**TEXTE À LIRE**
Situation hydrogéologique au 1er décembre 2024
Après un début de recharge des nappes très actif en octobre, les tendances de novembre 2024 sont contrastées. Seuls 46% des points suivis observent des niveaux en hausse.
Les situations se sont dégradées entre octobre et novembre 2024. Elles restent cependant très satisfaisantes puisque 65% des niveaux restent au-dessus des normales mensuelles. La situation est inquiétante sur les nappes du Roussillon avec des niveaux très bas et localement dans la vallée de l’Hérault (alluvions et sables astiens) et sur le littoral sud-est de Corse.
Durant l’hiver, les tendances et l’évolution des situations dépendront essentiellement de la pluviométrie. La recharge devrait se poursuivre sur les secteurs arrosés et la situation devrait alors se maintenir ou s’améliorer. En cas de précipitations insuffisantes, les tendances à la baisse pourraient se généraliser et l’état des nappes se dégrader rapidement sur les nappes réactives et lentement sur les nappes inertielles.

**EXTRAIT SOURCE**
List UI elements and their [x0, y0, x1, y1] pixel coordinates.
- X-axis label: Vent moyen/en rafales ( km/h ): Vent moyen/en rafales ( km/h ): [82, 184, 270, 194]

**PROBLÈME POSÉ**
Veuillez citer à l'identique, dans le texte sur les nappes, tout ce qui va de « Les situations se » jusqu'à « sud-est de Corse. ».

**RÉPONSE ATTENDUE**
Les situations se sont dégradées entre octobre et novembre 2024. Elles restent cependant très satisfaisantes puisque 65% des niveaux restent au-dessus des normales mensuelles. La situation est inquiétante sur les nappes du Roussillon avec des niveaux très bas et localement dans la vallée de l’Hérault (alluvions et sables astiens) et sur le littoral sud-est de Corse.